* **What the task requires**
Go through the material below and copy each line where the word "USEC" appears.

* **Extracted data**
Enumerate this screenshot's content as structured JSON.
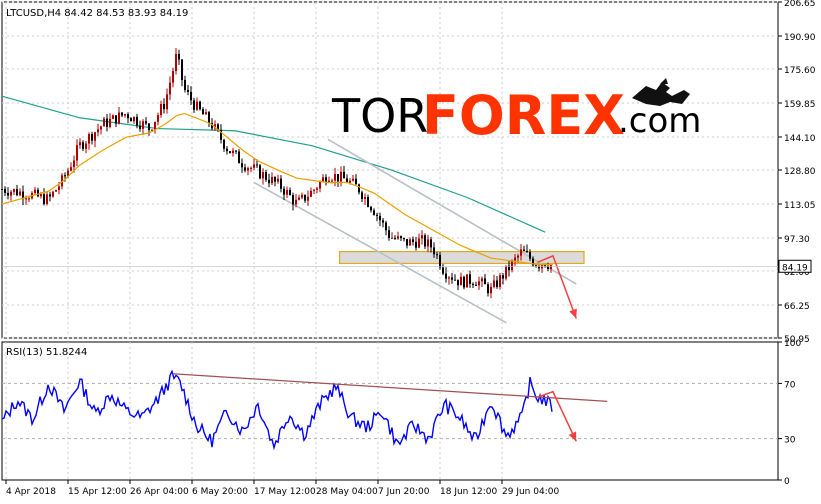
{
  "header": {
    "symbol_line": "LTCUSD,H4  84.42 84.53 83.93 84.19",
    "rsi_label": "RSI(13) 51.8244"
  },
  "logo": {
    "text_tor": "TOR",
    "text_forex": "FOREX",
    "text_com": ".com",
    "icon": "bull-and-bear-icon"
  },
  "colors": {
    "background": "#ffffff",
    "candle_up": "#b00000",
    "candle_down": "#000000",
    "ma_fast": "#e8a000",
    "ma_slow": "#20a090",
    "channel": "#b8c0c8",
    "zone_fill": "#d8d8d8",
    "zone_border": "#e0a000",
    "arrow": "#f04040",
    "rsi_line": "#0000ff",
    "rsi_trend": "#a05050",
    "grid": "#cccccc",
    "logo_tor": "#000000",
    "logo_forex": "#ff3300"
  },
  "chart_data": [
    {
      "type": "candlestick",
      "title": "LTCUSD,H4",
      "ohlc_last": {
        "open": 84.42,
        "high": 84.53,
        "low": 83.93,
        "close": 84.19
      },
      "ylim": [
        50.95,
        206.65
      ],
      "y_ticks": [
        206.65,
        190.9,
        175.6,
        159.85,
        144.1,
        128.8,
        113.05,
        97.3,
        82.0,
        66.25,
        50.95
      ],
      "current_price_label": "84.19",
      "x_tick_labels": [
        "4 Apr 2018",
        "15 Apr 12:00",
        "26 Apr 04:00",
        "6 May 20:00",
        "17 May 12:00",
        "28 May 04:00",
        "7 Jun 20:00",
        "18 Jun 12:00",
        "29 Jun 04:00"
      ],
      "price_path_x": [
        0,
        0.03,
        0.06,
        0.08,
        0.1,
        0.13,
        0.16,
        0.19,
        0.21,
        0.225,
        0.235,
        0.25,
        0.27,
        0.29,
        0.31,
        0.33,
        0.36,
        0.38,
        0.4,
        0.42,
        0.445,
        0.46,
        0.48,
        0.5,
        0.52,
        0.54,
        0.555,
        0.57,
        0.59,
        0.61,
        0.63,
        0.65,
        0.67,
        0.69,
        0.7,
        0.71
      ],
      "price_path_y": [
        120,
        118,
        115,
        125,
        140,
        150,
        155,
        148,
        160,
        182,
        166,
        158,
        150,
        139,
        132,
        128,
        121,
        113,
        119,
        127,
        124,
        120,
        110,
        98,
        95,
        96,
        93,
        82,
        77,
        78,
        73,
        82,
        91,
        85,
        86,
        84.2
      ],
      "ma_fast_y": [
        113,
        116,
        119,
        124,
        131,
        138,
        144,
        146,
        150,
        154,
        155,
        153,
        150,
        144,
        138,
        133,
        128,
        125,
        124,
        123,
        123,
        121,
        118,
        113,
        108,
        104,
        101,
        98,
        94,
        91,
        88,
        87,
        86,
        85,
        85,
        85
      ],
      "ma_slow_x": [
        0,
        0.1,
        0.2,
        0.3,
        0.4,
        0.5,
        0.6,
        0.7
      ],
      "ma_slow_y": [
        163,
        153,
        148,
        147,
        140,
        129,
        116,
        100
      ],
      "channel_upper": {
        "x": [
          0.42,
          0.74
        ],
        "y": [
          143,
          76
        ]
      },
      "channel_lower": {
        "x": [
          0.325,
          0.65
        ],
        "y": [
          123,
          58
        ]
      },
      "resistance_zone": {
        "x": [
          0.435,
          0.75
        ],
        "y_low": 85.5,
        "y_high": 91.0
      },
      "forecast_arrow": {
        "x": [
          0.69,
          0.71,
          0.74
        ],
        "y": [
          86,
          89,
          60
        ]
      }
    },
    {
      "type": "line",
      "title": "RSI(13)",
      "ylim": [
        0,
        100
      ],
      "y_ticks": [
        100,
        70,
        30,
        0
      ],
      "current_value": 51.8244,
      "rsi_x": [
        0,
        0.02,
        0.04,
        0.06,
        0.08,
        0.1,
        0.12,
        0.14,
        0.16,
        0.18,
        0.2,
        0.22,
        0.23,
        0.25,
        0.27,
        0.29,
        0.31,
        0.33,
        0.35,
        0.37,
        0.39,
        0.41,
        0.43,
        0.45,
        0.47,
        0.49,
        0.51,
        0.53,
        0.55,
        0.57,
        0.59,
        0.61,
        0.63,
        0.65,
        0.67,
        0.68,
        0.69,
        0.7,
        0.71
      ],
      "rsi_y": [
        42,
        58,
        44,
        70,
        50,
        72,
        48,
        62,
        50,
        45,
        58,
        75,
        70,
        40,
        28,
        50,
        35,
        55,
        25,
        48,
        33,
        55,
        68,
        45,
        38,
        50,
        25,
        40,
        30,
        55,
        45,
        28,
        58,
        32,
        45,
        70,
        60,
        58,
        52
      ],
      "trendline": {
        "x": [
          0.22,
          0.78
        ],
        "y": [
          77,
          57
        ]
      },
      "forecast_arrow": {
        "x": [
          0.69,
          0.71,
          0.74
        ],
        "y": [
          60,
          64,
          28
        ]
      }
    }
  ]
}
==
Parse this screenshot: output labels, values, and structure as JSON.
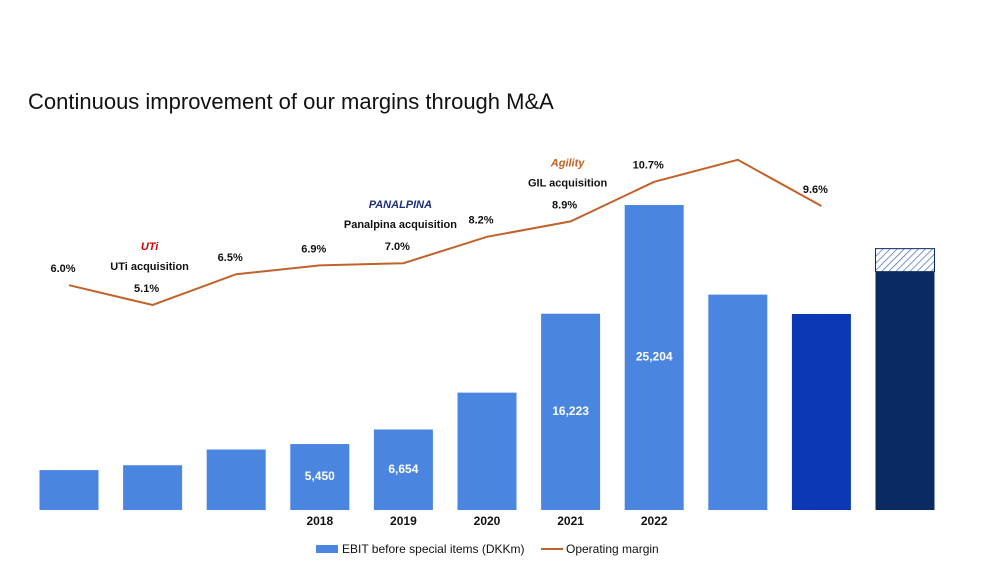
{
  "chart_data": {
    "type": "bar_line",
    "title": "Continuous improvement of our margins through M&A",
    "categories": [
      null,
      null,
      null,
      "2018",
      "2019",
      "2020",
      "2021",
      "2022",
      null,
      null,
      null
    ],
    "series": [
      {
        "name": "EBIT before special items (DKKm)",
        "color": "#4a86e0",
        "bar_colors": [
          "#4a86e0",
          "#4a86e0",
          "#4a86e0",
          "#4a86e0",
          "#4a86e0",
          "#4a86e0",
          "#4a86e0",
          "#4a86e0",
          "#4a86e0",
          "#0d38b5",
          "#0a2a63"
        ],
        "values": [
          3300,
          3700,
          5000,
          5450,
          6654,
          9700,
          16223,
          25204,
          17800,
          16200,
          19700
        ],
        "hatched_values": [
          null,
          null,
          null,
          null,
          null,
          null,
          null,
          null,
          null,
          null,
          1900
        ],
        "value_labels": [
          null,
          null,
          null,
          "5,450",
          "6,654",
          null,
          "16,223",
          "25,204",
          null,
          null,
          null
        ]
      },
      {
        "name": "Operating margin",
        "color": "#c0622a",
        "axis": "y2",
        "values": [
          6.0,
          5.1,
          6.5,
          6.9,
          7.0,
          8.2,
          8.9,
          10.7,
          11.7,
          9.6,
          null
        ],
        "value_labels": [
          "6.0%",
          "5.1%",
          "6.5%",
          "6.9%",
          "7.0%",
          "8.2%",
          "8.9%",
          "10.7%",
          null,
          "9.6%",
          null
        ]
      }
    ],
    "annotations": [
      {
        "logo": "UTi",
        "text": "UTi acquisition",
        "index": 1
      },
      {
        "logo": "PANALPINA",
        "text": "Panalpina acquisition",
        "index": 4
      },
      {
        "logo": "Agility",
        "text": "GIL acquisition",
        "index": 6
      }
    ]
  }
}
==
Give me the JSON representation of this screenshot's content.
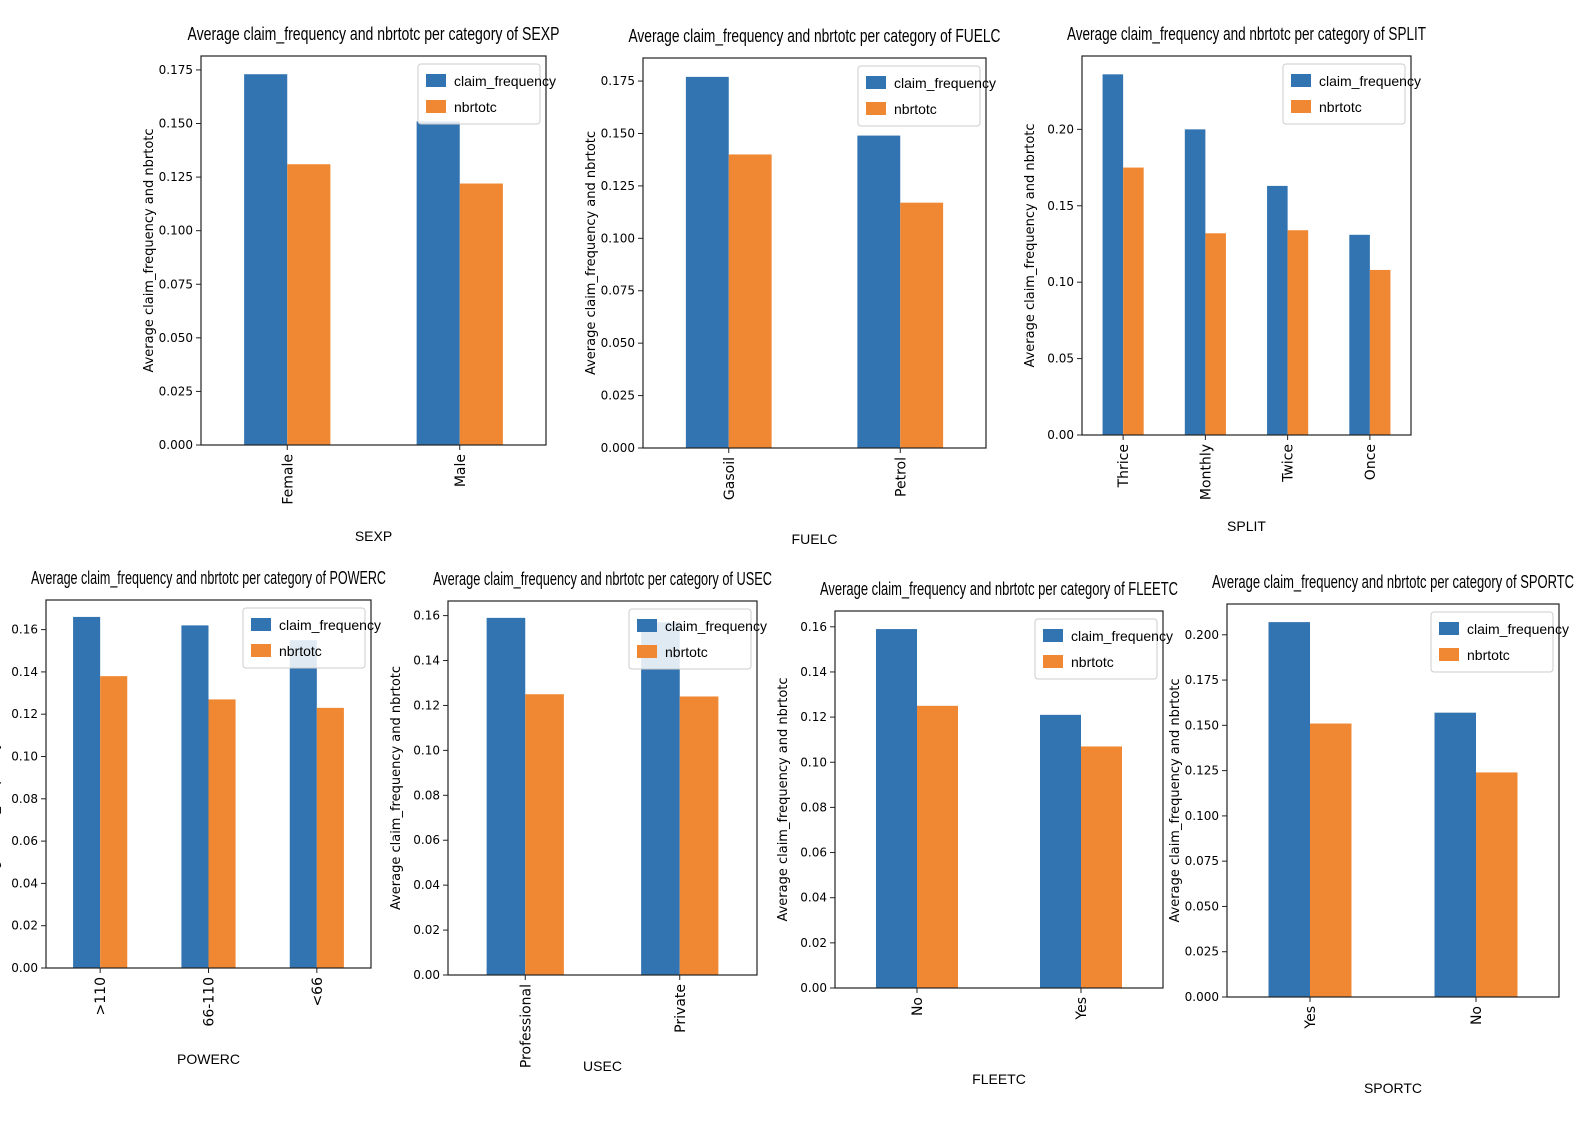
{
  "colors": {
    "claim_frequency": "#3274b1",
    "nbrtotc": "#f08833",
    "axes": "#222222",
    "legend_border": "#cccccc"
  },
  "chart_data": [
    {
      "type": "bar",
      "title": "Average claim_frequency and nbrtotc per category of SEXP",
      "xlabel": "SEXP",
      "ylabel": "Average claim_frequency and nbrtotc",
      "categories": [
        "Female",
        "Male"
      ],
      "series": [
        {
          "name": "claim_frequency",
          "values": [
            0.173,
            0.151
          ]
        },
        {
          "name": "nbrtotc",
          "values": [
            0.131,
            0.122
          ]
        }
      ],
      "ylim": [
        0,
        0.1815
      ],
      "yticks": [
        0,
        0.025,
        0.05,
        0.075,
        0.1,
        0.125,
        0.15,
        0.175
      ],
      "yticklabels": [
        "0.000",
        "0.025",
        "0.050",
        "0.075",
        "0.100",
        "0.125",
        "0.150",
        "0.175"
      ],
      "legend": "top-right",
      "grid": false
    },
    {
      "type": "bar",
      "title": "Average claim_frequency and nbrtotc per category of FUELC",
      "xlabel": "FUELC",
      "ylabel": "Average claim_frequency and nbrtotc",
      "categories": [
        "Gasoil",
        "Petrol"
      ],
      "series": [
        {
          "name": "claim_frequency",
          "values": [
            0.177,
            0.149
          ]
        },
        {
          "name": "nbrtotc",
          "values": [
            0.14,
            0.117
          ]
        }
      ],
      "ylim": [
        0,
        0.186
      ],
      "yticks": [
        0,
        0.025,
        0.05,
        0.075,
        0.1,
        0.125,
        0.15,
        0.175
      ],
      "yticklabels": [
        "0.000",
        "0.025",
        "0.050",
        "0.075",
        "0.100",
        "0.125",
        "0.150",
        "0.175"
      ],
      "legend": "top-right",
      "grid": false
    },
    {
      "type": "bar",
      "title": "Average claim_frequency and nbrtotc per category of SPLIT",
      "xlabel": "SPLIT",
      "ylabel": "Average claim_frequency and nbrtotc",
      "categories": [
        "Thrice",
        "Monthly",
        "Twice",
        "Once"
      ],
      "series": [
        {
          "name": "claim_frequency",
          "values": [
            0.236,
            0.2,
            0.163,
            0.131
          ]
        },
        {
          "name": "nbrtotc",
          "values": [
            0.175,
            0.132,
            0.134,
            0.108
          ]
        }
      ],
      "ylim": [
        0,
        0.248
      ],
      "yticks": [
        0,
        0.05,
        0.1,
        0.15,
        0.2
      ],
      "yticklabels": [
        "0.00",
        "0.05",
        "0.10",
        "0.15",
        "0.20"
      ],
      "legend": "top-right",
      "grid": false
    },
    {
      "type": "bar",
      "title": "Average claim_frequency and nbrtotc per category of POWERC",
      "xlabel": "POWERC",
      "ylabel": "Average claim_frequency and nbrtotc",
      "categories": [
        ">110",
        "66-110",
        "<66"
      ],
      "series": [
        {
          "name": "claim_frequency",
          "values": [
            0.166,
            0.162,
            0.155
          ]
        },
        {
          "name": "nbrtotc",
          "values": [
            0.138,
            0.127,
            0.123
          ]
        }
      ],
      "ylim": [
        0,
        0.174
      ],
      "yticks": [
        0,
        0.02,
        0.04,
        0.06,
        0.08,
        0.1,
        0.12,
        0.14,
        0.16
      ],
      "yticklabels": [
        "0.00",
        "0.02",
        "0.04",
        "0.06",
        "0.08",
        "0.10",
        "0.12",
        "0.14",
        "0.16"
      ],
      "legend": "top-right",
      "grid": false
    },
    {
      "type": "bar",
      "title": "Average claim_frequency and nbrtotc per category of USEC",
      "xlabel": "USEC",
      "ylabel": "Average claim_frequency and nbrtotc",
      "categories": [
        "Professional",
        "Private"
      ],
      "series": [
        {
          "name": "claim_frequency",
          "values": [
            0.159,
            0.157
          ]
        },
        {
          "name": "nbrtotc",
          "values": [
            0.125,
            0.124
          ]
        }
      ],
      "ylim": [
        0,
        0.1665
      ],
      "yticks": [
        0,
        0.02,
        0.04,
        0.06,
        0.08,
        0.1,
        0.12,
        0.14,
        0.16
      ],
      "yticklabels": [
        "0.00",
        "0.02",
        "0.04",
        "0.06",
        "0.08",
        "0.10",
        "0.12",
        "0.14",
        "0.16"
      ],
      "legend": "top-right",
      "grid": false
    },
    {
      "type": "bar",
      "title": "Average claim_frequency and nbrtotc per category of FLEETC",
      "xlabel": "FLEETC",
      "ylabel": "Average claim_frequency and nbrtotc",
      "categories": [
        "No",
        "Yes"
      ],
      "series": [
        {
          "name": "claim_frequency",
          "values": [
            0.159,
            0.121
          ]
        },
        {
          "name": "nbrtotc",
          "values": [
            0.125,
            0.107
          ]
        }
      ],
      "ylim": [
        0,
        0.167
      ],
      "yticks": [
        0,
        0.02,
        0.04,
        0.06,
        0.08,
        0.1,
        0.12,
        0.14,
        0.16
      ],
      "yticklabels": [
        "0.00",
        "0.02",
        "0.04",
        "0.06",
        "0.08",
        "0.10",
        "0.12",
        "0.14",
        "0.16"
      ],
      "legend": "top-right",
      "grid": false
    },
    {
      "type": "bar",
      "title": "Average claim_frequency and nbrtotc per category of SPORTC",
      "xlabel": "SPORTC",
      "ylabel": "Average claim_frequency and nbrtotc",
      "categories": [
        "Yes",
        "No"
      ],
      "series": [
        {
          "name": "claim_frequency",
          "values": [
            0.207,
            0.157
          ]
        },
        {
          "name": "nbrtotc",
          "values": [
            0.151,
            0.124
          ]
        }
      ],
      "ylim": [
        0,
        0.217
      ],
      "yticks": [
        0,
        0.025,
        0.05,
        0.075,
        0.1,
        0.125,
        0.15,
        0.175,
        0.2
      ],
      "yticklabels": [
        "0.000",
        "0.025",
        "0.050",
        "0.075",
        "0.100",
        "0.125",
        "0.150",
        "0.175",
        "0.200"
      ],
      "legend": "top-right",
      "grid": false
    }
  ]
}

* **Result of this task**
      "title": "Average claim_frequency and nbrtotc per category of USEC",
      "xlabel": "USEC",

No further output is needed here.